▸ What you are asked to do
Return every record below exactly as written, omitting any pictures.
## Start Items
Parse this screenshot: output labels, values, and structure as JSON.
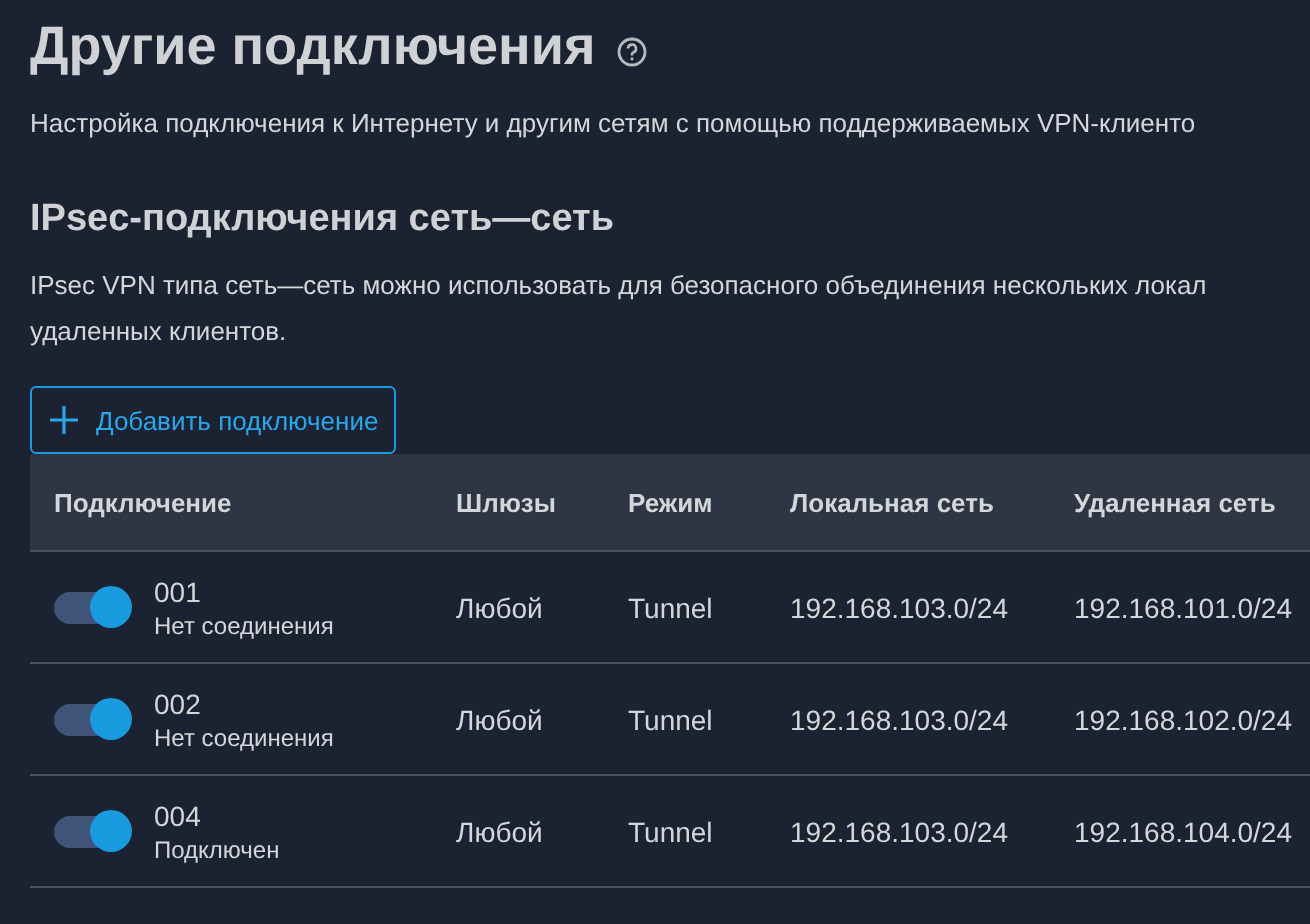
{
  "page": {
    "title": "Другие подключения",
    "description": "Настройка подключения к Интернету и другим сетям с помощью поддерживаемых VPN-клиенто"
  },
  "section": {
    "title": "IPsec-подключения сеть—сеть",
    "description": "IPsec VPN типа сеть—сеть можно использовать для безопасного объединения нескольких локал удаленных клиентов.",
    "add_button": "Добавить подключение"
  },
  "table": {
    "columns": [
      "Подключение",
      "Шлюзы",
      "Режим",
      "Локальная сеть",
      "Удаленная сеть"
    ],
    "rows": [
      {
        "on": true,
        "name": "001",
        "status": "Нет соединения",
        "gateways": "Любой",
        "mode": "Tunnel",
        "local": "192.168.103.0/24",
        "remote": "192.168.101.0/24"
      },
      {
        "on": true,
        "name": "002",
        "status": "Нет соединения",
        "gateways": "Любой",
        "mode": "Tunnel",
        "local": "192.168.103.0/24",
        "remote": "192.168.102.0/24"
      },
      {
        "on": true,
        "name": "004",
        "status": "Подключен",
        "gateways": "Любой",
        "mode": "Tunnel",
        "local": "192.168.103.0/24",
        "remote": "192.168.104.0/24"
      }
    ]
  }
}
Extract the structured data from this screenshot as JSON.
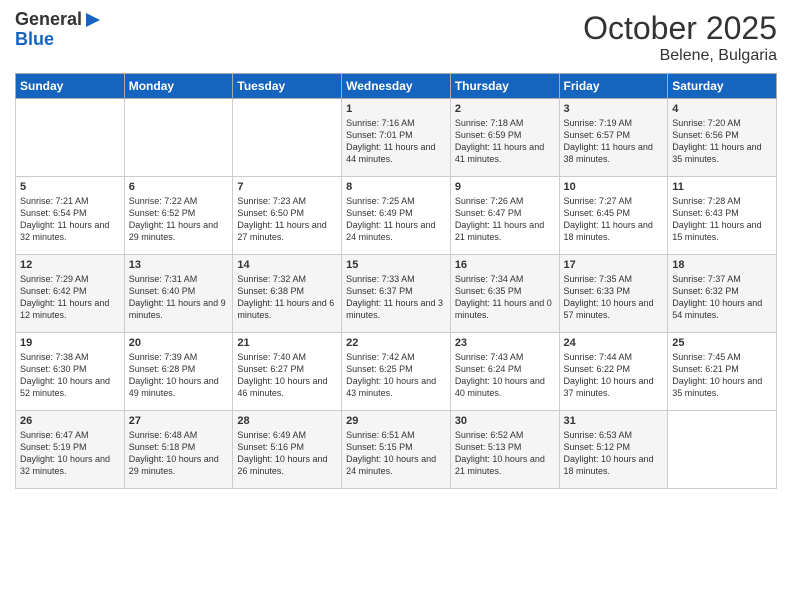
{
  "header": {
    "logo_general": "General",
    "logo_blue": "Blue",
    "month_title": "October 2025",
    "location": "Belene, Bulgaria"
  },
  "days_of_week": [
    "Sunday",
    "Monday",
    "Tuesday",
    "Wednesday",
    "Thursday",
    "Friday",
    "Saturday"
  ],
  "weeks": [
    [
      {
        "day": "",
        "content": ""
      },
      {
        "day": "",
        "content": ""
      },
      {
        "day": "",
        "content": ""
      },
      {
        "day": "1",
        "content": "Sunrise: 7:16 AM\nSunset: 7:01 PM\nDaylight: 11 hours and 44 minutes."
      },
      {
        "day": "2",
        "content": "Sunrise: 7:18 AM\nSunset: 6:59 PM\nDaylight: 11 hours and 41 minutes."
      },
      {
        "day": "3",
        "content": "Sunrise: 7:19 AM\nSunset: 6:57 PM\nDaylight: 11 hours and 38 minutes."
      },
      {
        "day": "4",
        "content": "Sunrise: 7:20 AM\nSunset: 6:56 PM\nDaylight: 11 hours and 35 minutes."
      }
    ],
    [
      {
        "day": "5",
        "content": "Sunrise: 7:21 AM\nSunset: 6:54 PM\nDaylight: 11 hours and 32 minutes."
      },
      {
        "day": "6",
        "content": "Sunrise: 7:22 AM\nSunset: 6:52 PM\nDaylight: 11 hours and 29 minutes."
      },
      {
        "day": "7",
        "content": "Sunrise: 7:23 AM\nSunset: 6:50 PM\nDaylight: 11 hours and 27 minutes."
      },
      {
        "day": "8",
        "content": "Sunrise: 7:25 AM\nSunset: 6:49 PM\nDaylight: 11 hours and 24 minutes."
      },
      {
        "day": "9",
        "content": "Sunrise: 7:26 AM\nSunset: 6:47 PM\nDaylight: 11 hours and 21 minutes."
      },
      {
        "day": "10",
        "content": "Sunrise: 7:27 AM\nSunset: 6:45 PM\nDaylight: 11 hours and 18 minutes."
      },
      {
        "day": "11",
        "content": "Sunrise: 7:28 AM\nSunset: 6:43 PM\nDaylight: 11 hours and 15 minutes."
      }
    ],
    [
      {
        "day": "12",
        "content": "Sunrise: 7:29 AM\nSunset: 6:42 PM\nDaylight: 11 hours and 12 minutes."
      },
      {
        "day": "13",
        "content": "Sunrise: 7:31 AM\nSunset: 6:40 PM\nDaylight: 11 hours and 9 minutes."
      },
      {
        "day": "14",
        "content": "Sunrise: 7:32 AM\nSunset: 6:38 PM\nDaylight: 11 hours and 6 minutes."
      },
      {
        "day": "15",
        "content": "Sunrise: 7:33 AM\nSunset: 6:37 PM\nDaylight: 11 hours and 3 minutes."
      },
      {
        "day": "16",
        "content": "Sunrise: 7:34 AM\nSunset: 6:35 PM\nDaylight: 11 hours and 0 minutes."
      },
      {
        "day": "17",
        "content": "Sunrise: 7:35 AM\nSunset: 6:33 PM\nDaylight: 10 hours and 57 minutes."
      },
      {
        "day": "18",
        "content": "Sunrise: 7:37 AM\nSunset: 6:32 PM\nDaylight: 10 hours and 54 minutes."
      }
    ],
    [
      {
        "day": "19",
        "content": "Sunrise: 7:38 AM\nSunset: 6:30 PM\nDaylight: 10 hours and 52 minutes."
      },
      {
        "day": "20",
        "content": "Sunrise: 7:39 AM\nSunset: 6:28 PM\nDaylight: 10 hours and 49 minutes."
      },
      {
        "day": "21",
        "content": "Sunrise: 7:40 AM\nSunset: 6:27 PM\nDaylight: 10 hours and 46 minutes."
      },
      {
        "day": "22",
        "content": "Sunrise: 7:42 AM\nSunset: 6:25 PM\nDaylight: 10 hours and 43 minutes."
      },
      {
        "day": "23",
        "content": "Sunrise: 7:43 AM\nSunset: 6:24 PM\nDaylight: 10 hours and 40 minutes."
      },
      {
        "day": "24",
        "content": "Sunrise: 7:44 AM\nSunset: 6:22 PM\nDaylight: 10 hours and 37 minutes."
      },
      {
        "day": "25",
        "content": "Sunrise: 7:45 AM\nSunset: 6:21 PM\nDaylight: 10 hours and 35 minutes."
      }
    ],
    [
      {
        "day": "26",
        "content": "Sunrise: 6:47 AM\nSunset: 5:19 PM\nDaylight: 10 hours and 32 minutes."
      },
      {
        "day": "27",
        "content": "Sunrise: 6:48 AM\nSunset: 5:18 PM\nDaylight: 10 hours and 29 minutes."
      },
      {
        "day": "28",
        "content": "Sunrise: 6:49 AM\nSunset: 5:16 PM\nDaylight: 10 hours and 26 minutes."
      },
      {
        "day": "29",
        "content": "Sunrise: 6:51 AM\nSunset: 5:15 PM\nDaylight: 10 hours and 24 minutes."
      },
      {
        "day": "30",
        "content": "Sunrise: 6:52 AM\nSunset: 5:13 PM\nDaylight: 10 hours and 21 minutes."
      },
      {
        "day": "31",
        "content": "Sunrise: 6:53 AM\nSunset: 5:12 PM\nDaylight: 10 hours and 18 minutes."
      },
      {
        "day": "",
        "content": ""
      }
    ]
  ]
}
## End Items
▸ Solution to the exercise
Parse this screenshot: output labels, values, and structure as JSON.
{
  "page": {
    "title": "Другие подключения",
    "description": "Настройка подключения к Интернету и другим сетям с помощью поддерживаемых VPN-клиенто"
  },
  "section": {
    "title": "IPsec-подключения сеть—сеть",
    "description": "IPsec VPN типа сеть—сеть можно использовать для безопасного объединения нескольких локал удаленных клиентов.",
    "add_button": "Добавить подключение"
  },
  "table": {
    "columns": [
      "Подключение",
      "Шлюзы",
      "Режим",
      "Локальная сеть",
      "Удаленная сеть"
    ],
    "rows": [
      {
        "on": true,
        "name": "001",
        "status": "Нет соединения",
        "gateways": "Любой",
        "mode": "Tunnel",
        "local": "192.168.103.0/24",
        "remote": "192.168.101.0/24"
      },
      {
        "on": true,
        "name": "002",
        "status": "Нет соединения",
        "gateways": "Любой",
        "mode": "Tunnel",
        "local": "192.168.103.0/24",
        "remote": "192.168.102.0/24"
      },
      {
        "on": true,
        "name": "004",
        "status": "Подключен",
        "gateways": "Любой",
        "mode": "Tunnel",
        "local": "192.168.103.0/24",
        "remote": "192.168.104.0/24"
      }
    ]
  }
}
Extract the structured data from this screenshot as JSON.
{
  "header": {
    "logo_general": "General",
    "logo_blue": "Blue",
    "month_title": "October 2025",
    "location": "Belene, Bulgaria"
  },
  "days_of_week": [
    "Sunday",
    "Monday",
    "Tuesday",
    "Wednesday",
    "Thursday",
    "Friday",
    "Saturday"
  ],
  "weeks": [
    [
      {
        "day": "",
        "content": ""
      },
      {
        "day": "",
        "content": ""
      },
      {
        "day": "",
        "content": ""
      },
      {
        "day": "1",
        "content": "Sunrise: 7:16 AM\nSunset: 7:01 PM\nDaylight: 11 hours and 44 minutes."
      },
      {
        "day": "2",
        "content": "Sunrise: 7:18 AM\nSunset: 6:59 PM\nDaylight: 11 hours and 41 minutes."
      },
      {
        "day": "3",
        "content": "Sunrise: 7:19 AM\nSunset: 6:57 PM\nDaylight: 11 hours and 38 minutes."
      },
      {
        "day": "4",
        "content": "Sunrise: 7:20 AM\nSunset: 6:56 PM\nDaylight: 11 hours and 35 minutes."
      }
    ],
    [
      {
        "day": "5",
        "content": "Sunrise: 7:21 AM\nSunset: 6:54 PM\nDaylight: 11 hours and 32 minutes."
      },
      {
        "day": "6",
        "content": "Sunrise: 7:22 AM\nSunset: 6:52 PM\nDaylight: 11 hours and 29 minutes."
      },
      {
        "day": "7",
        "content": "Sunrise: 7:23 AM\nSunset: 6:50 PM\nDaylight: 11 hours and 27 minutes."
      },
      {
        "day": "8",
        "content": "Sunrise: 7:25 AM\nSunset: 6:49 PM\nDaylight: 11 hours and 24 minutes."
      },
      {
        "day": "9",
        "content": "Sunrise: 7:26 AM\nSunset: 6:47 PM\nDaylight: 11 hours and 21 minutes."
      },
      {
        "day": "10",
        "content": "Sunrise: 7:27 AM\nSunset: 6:45 PM\nDaylight: 11 hours and 18 minutes."
      },
      {
        "day": "11",
        "content": "Sunrise: 7:28 AM\nSunset: 6:43 PM\nDaylight: 11 hours and 15 minutes."
      }
    ],
    [
      {
        "day": "12",
        "content": "Sunrise: 7:29 AM\nSunset: 6:42 PM\nDaylight: 11 hours and 12 minutes."
      },
      {
        "day": "13",
        "content": "Sunrise: 7:31 AM\nSunset: 6:40 PM\nDaylight: 11 hours and 9 minutes."
      },
      {
        "day": "14",
        "content": "Sunrise: 7:32 AM\nSunset: 6:38 PM\nDaylight: 11 hours and 6 minutes."
      },
      {
        "day": "15",
        "content": "Sunrise: 7:33 AM\nSunset: 6:37 PM\nDaylight: 11 hours and 3 minutes."
      },
      {
        "day": "16",
        "content": "Sunrise: 7:34 AM\nSunset: 6:35 PM\nDaylight: 11 hours and 0 minutes."
      },
      {
        "day": "17",
        "content": "Sunrise: 7:35 AM\nSunset: 6:33 PM\nDaylight: 10 hours and 57 minutes."
      },
      {
        "day": "18",
        "content": "Sunrise: 7:37 AM\nSunset: 6:32 PM\nDaylight: 10 hours and 54 minutes."
      }
    ],
    [
      {
        "day": "19",
        "content": "Sunrise: 7:38 AM\nSunset: 6:30 PM\nDaylight: 10 hours and 52 minutes."
      },
      {
        "day": "20",
        "content": "Sunrise: 7:39 AM\nSunset: 6:28 PM\nDaylight: 10 hours and 49 minutes."
      },
      {
        "day": "21",
        "content": "Sunrise: 7:40 AM\nSunset: 6:27 PM\nDaylight: 10 hours and 46 minutes."
      },
      {
        "day": "22",
        "content": "Sunrise: 7:42 AM\nSunset: 6:25 PM\nDaylight: 10 hours and 43 minutes."
      },
      {
        "day": "23",
        "content": "Sunrise: 7:43 AM\nSunset: 6:24 PM\nDaylight: 10 hours and 40 minutes."
      },
      {
        "day": "24",
        "content": "Sunrise: 7:44 AM\nSunset: 6:22 PM\nDaylight: 10 hours and 37 minutes."
      },
      {
        "day": "25",
        "content": "Sunrise: 7:45 AM\nSunset: 6:21 PM\nDaylight: 10 hours and 35 minutes."
      }
    ],
    [
      {
        "day": "26",
        "content": "Sunrise: 6:47 AM\nSunset: 5:19 PM\nDaylight: 10 hours and 32 minutes."
      },
      {
        "day": "27",
        "content": "Sunrise: 6:48 AM\nSunset: 5:18 PM\nDaylight: 10 hours and 29 minutes."
      },
      {
        "day": "28",
        "content": "Sunrise: 6:49 AM\nSunset: 5:16 PM\nDaylight: 10 hours and 26 minutes."
      },
      {
        "day": "29",
        "content": "Sunrise: 6:51 AM\nSunset: 5:15 PM\nDaylight: 10 hours and 24 minutes."
      },
      {
        "day": "30",
        "content": "Sunrise: 6:52 AM\nSunset: 5:13 PM\nDaylight: 10 hours and 21 minutes."
      },
      {
        "day": "31",
        "content": "Sunrise: 6:53 AM\nSunset: 5:12 PM\nDaylight: 10 hours and 18 minutes."
      },
      {
        "day": "",
        "content": ""
      }
    ]
  ]
}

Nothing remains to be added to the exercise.